> **WHAT YOU ARE ASKED TO DO**:
Select every line containing the word "this" from the material, and copy those lines.

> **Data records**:
— start —

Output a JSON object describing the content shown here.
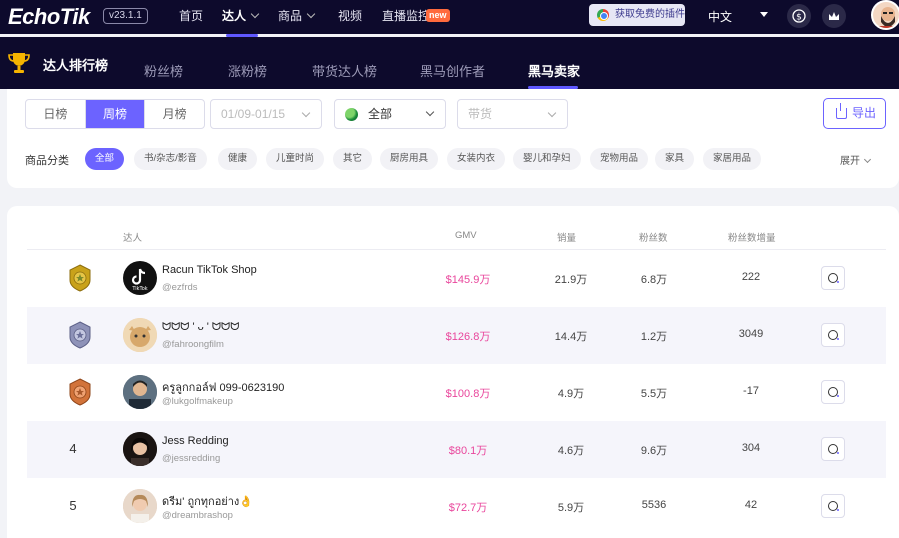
{
  "app": {
    "logo": "EchoTik",
    "version": "v23.1.1"
  },
  "nav": {
    "home": "首页",
    "influencer": "达人",
    "products": "商品",
    "video": "视频",
    "live": "直播监控",
    "live_badge": "new",
    "plugin": "获取免费的插件",
    "language": "中文"
  },
  "subnav": {
    "title": "达人排行榜",
    "tabs": [
      "粉丝榜",
      "涨粉榜",
      "带货达人榜",
      "黑马创作者",
      "黑马卖家"
    ]
  },
  "filters": {
    "period": [
      "日榜",
      "周榜",
      "月榜"
    ],
    "date_range": "01/09-01/15",
    "region": "全部",
    "type_placeholder": "带货",
    "export": "导出",
    "category_label": "商品分类",
    "categories": [
      "全部",
      "书/杂志/影音",
      "健康",
      "儿童时尚",
      "其它",
      "厨房用具",
      "女装内衣",
      "婴儿和孕妇",
      "宠物用品",
      "家具",
      "家居用品"
    ],
    "expand": "展开"
  },
  "table": {
    "headers": {
      "influencer": "达人",
      "gmv": "GMV",
      "sales": "销量",
      "followers": "粉丝数",
      "follower_growth": "粉丝数增量"
    },
    "rows": [
      {
        "rank": "1",
        "name": "Racun TikTok Shop",
        "handle": "@ezfrds",
        "gmv": "$145.9万",
        "sales": "21.9万",
        "followers": "6.8万",
        "growth": "222"
      },
      {
        "rank": "2",
        "name": "ᗢᗢᗢ ' ᴗ ' ᗢᗢᗢ",
        "handle": "@fahroongfilm",
        "gmv": "$126.8万",
        "sales": "14.4万",
        "followers": "1.2万",
        "growth": "3049"
      },
      {
        "rank": "3",
        "name": "ครูลูกกอล์ฟ 099-0623190",
        "handle": "@lukgolfmakeup",
        "gmv": "$100.8万",
        "sales": "4.9万",
        "followers": "5.5万",
        "growth": "-17"
      },
      {
        "rank": "4",
        "name": "Jess Redding",
        "handle": "@jessredding",
        "gmv": "$80.1万",
        "sales": "4.6万",
        "followers": "9.6万",
        "growth": "304"
      },
      {
        "rank": "5",
        "name": "ดรีม' ถูกทุกอย่าง👌",
        "handle": "@dreambrashop",
        "gmv": "$72.7万",
        "sales": "5.9万",
        "followers": "5536",
        "growth": "42"
      }
    ]
  },
  "colors": {
    "nav_bg": "#0d0a2c",
    "accent": "#6c63ff",
    "gmv": "#e9469c",
    "gold": "#c9a21a",
    "silver": "#8e92b8",
    "bronze": "#d2733a"
  }
}
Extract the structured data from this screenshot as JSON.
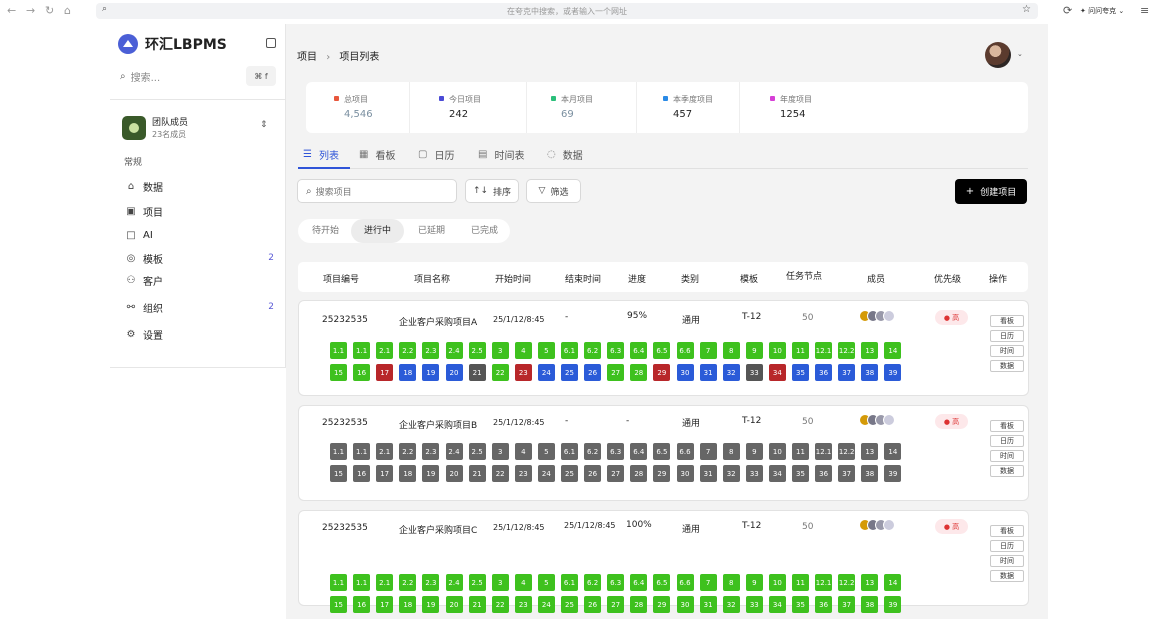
{
  "browser": {
    "address_placeholder": "在夸克中搜索，或者输入一个网址",
    "ask_label": "问问夸克"
  },
  "app": {
    "title": "环汇LBPMS"
  },
  "sidebar": {
    "search_label": "搜索...",
    "search_shortcut": "⌘ f",
    "team_name": "团队成员",
    "team_count": "23名成员",
    "section": "常规",
    "items": [
      {
        "label": "数据",
        "icon": "home-icon",
        "count": ""
      },
      {
        "label": "项目",
        "icon": "project-icon",
        "count": ""
      },
      {
        "label": "AI",
        "icon": "ai-icon",
        "count": ""
      },
      {
        "label": "模板",
        "icon": "template-icon",
        "count": "2"
      },
      {
        "label": "客户",
        "icon": "customer-icon",
        "count": ""
      },
      {
        "label": "组织",
        "icon": "org-icon",
        "count": "2"
      },
      {
        "label": "设置",
        "icon": "gear-icon",
        "count": ""
      }
    ]
  },
  "breadcrumb": {
    "root": "项目",
    "sep": "›",
    "current": "项目列表"
  },
  "stats": [
    {
      "label": "总项目",
      "value": "4,546",
      "color": "#e8573c"
    },
    {
      "label": "今日项目",
      "value": "242",
      "color": "#4b4bd6"
    },
    {
      "label": "本月项目",
      "value": "69",
      "color": "#2bbf7a"
    },
    {
      "label": "本季度项目",
      "value": "457",
      "color": "#2a8ae6"
    },
    {
      "label": "年度项目",
      "value": "1254",
      "color": "#d63fd6"
    }
  ],
  "tabs": [
    {
      "label": "列表"
    },
    {
      "label": "看板"
    },
    {
      "label": "日历"
    },
    {
      "label": "时间表"
    },
    {
      "label": "数据"
    }
  ],
  "toolbar": {
    "search_placeholder": "搜索项目",
    "sort_label": "排序",
    "filter_label": "筛选",
    "create_label": "创建项目"
  },
  "status_filter": [
    "待开始",
    "进行中",
    "已延期",
    "已完成"
  ],
  "columns": [
    "项目编号",
    "项目名称",
    "开始时间",
    "结束时间",
    "进度",
    "类别",
    "模板",
    "任务节点",
    "成员",
    "优先级",
    "操作"
  ],
  "projects": [
    {
      "id": "25232535",
      "name": "企业客户采购项目A",
      "start": "25/1/12/8:45",
      "end": "-",
      "progress": "95%",
      "category": "通用",
      "template": "T-12",
      "nodes_count": "50",
      "priority": "高"
    },
    {
      "id": "25232535",
      "name": "企业客户采购项目B",
      "start": "25/1/12/8:45",
      "end": "-",
      "progress": "-",
      "category": "通用",
      "template": "T-12",
      "nodes_count": "50",
      "priority": "高"
    },
    {
      "id": "25232535",
      "name": "企业客户采购项目C",
      "start": "25/1/12/8:45",
      "end": "25/1/12/8:45",
      "progress": "100%",
      "category": "通用",
      "template": "T-12",
      "nodes_count": "50",
      "priority": "高"
    }
  ],
  "op_labels": [
    "看板",
    "日历",
    "时间",
    "数据"
  ],
  "node_labels": [
    "1.1",
    "1.1",
    "2.1",
    "2.2",
    "2.3",
    "2.4",
    "2.5",
    "3",
    "4",
    "5",
    "6.1",
    "6.2",
    "6.3",
    "6.4",
    "6.5",
    "6.6",
    "7",
    "8",
    "9",
    "10",
    "11",
    "12.1",
    "12.2",
    "13",
    "14",
    "15",
    "16",
    "17",
    "18",
    "19",
    "20",
    "21",
    "22",
    "23",
    "24",
    "25",
    "26",
    "27",
    "28",
    "29",
    "30",
    "31",
    "32",
    "33",
    "34",
    "35",
    "36",
    "37",
    "38",
    "39"
  ],
  "node_status": {
    "A": [
      "g",
      "g",
      "g",
      "g",
      "g",
      "g",
      "g",
      "g",
      "g",
      "g",
      "g",
      "g",
      "g",
      "g",
      "g",
      "g",
      "g",
      "g",
      "g",
      "g",
      "g",
      "g",
      "g",
      "g",
      "g",
      "g",
      "g",
      "r",
      "b",
      "b",
      "b",
      "d",
      "g",
      "r",
      "b",
      "b",
      "b",
      "g",
      "g",
      "r",
      "b",
      "b",
      "b",
      "d",
      "r",
      "b",
      "b",
      "b",
      "b",
      "b"
    ],
    "B": [
      "gr",
      "gr",
      "gr",
      "gr",
      "gr",
      "gr",
      "gr",
      "gr",
      "gr",
      "gr",
      "gr",
      "gr",
      "gr",
      "gr",
      "gr",
      "gr",
      "gr",
      "gr",
      "gr",
      "gr",
      "gr",
      "gr",
      "gr",
      "gr",
      "gr",
      "gr",
      "gr",
      "gr",
      "gr",
      "gr",
      "gr",
      "gr",
      "gr",
      "gr",
      "gr",
      "gr",
      "gr",
      "gr",
      "gr",
      "gr",
      "gr",
      "gr",
      "gr",
      "gr",
      "gr",
      "gr",
      "gr",
      "gr",
      "gr",
      "gr"
    ],
    "C": [
      "g",
      "g",
      "g",
      "g",
      "g",
      "g",
      "g",
      "g",
      "g",
      "g",
      "g",
      "g",
      "g",
      "g",
      "g",
      "g",
      "g",
      "g",
      "g",
      "g",
      "g",
      "g",
      "g",
      "g",
      "g",
      "g",
      "g",
      "g",
      "g",
      "g",
      "g",
      "g",
      "g",
      "g",
      "g",
      "g",
      "g",
      "g",
      "g",
      "g",
      "g",
      "g",
      "g",
      "g",
      "g",
      "g",
      "g",
      "g",
      "g",
      "g"
    ]
  }
}
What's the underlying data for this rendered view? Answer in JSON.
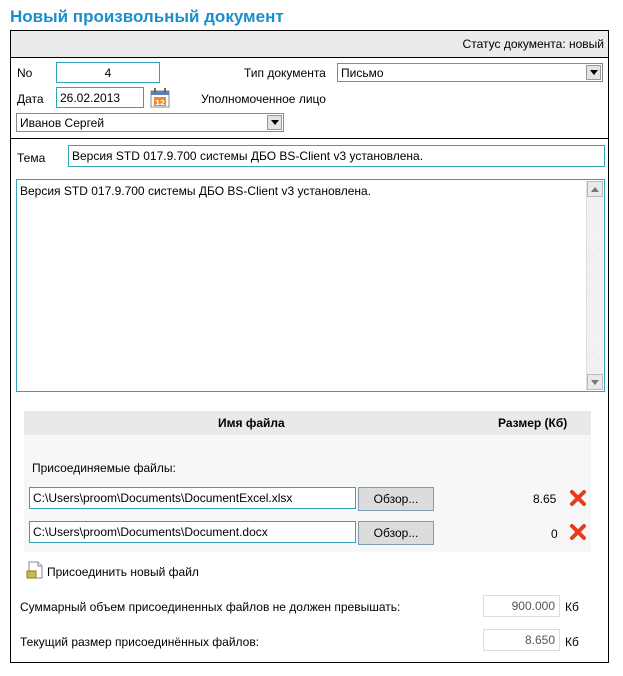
{
  "page_title": "Новый произвольный документ",
  "status": "Статус документа: новый",
  "fields": {
    "no_label": "No",
    "no_value": "4",
    "date_label": "Дата",
    "date_value": "26.02.2013",
    "doc_type_label": "Тип документа",
    "doc_type_value": "Письмо",
    "authorized_label": "Уполномоченное лицо",
    "authorized_value": "Иванов Сергей",
    "subject_label": "Тема",
    "subject_value": "Версия STD 017.9.700 системы ДБО BS-Client v3 установлена.",
    "body_text": "Версия STD 017.9.700 системы ДБО BS-Client v3 установлена."
  },
  "files": {
    "col_name": "Имя файла",
    "col_size": "Размер (Кб)",
    "attached_label": "Присоединяемые файлы:",
    "browse_label": "Обзор...",
    "rows": [
      {
        "path": "C:\\Users\\proom\\Documents\\DocumentExcel.xlsx",
        "size": "8.65"
      },
      {
        "path": "C:\\Users\\proom\\Documents\\Document.docx",
        "size": "0"
      }
    ],
    "attach_new_label": "Присоединить новый файл"
  },
  "limits": {
    "max_label": "Суммарный объем присоединенных файлов не должен превышать:",
    "max_value": "900.000",
    "max_unit": "Кб",
    "current_label": "Текущий размер присоединённых файлов:",
    "current_value": "8.650",
    "current_unit": "Кб"
  },
  "icons": {
    "calendar": "calendar-icon",
    "delete": "delete-icon",
    "attach": "attach-file-icon"
  },
  "colors": {
    "title": "#1a8fcf",
    "input_border": "#2fa4b6",
    "delete": "#e53d1a"
  }
}
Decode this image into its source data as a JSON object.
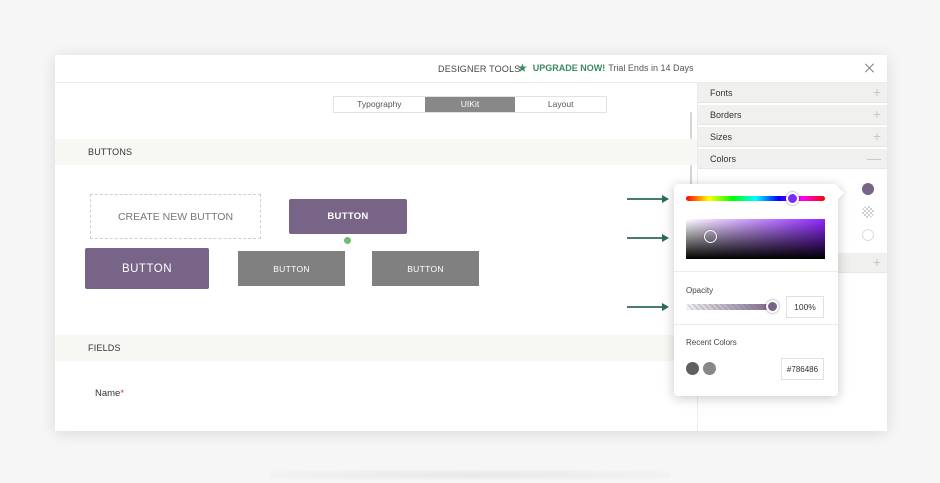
{
  "topbar": {
    "title": "DESIGNER TOOLS",
    "upgrade_label": "UPGRADE NOW!",
    "trial_text": "Trial Ends in 14 Days"
  },
  "tabs": [
    {
      "label": "Typography",
      "active": false
    },
    {
      "label": "UIKit",
      "active": true
    },
    {
      "label": "Layout",
      "active": false
    }
  ],
  "sections": {
    "buttons_title": "BUTTONS",
    "fields_title": "FIELDS"
  },
  "buttons": {
    "create_new": "CREATE NEW BUTTON",
    "purple_small": "BUTTON",
    "purple_large": "BUTTON",
    "gray_1": "BUTTON",
    "gray_2": "BUTTON"
  },
  "fields": {
    "name_label": "Name",
    "required_mark": "*"
  },
  "sidepanel": {
    "rows": [
      {
        "label": "Fonts",
        "sign": "+"
      },
      {
        "label": "Borders",
        "sign": "+"
      },
      {
        "label": "Sizes",
        "sign": "+"
      },
      {
        "label": "Colors",
        "sign": "—"
      },
      {
        "label": "",
        "sign": "+"
      }
    ]
  },
  "picker": {
    "opacity_label": "Opacity",
    "opacity_value": "100%",
    "recent_label": "Recent Colors",
    "hex_value": "#786486",
    "recent_colors": [
      "#5f5f5f",
      "#888888"
    ]
  },
  "colors": {
    "accent_purple": "#786486",
    "gray_button": "#808080",
    "upgrade_green": "#3d8a62",
    "arrow_green": "#2c6b4f",
    "required_red": "#d9343c"
  }
}
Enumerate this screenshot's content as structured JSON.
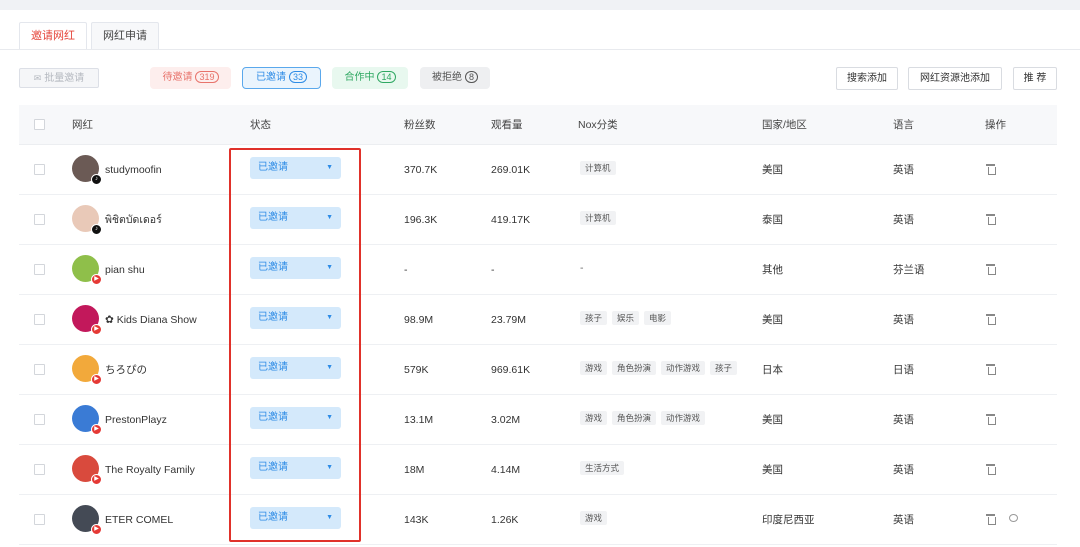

— end —

> **THE COMPLETED TASK**:
Extract the structured data from this screenshot as JSON.
What's the underlying data for this rendered view? Answer in JSON.
Decode this image into its source data as a JSON object.
Enumerate this screenshot's content as structured JSON.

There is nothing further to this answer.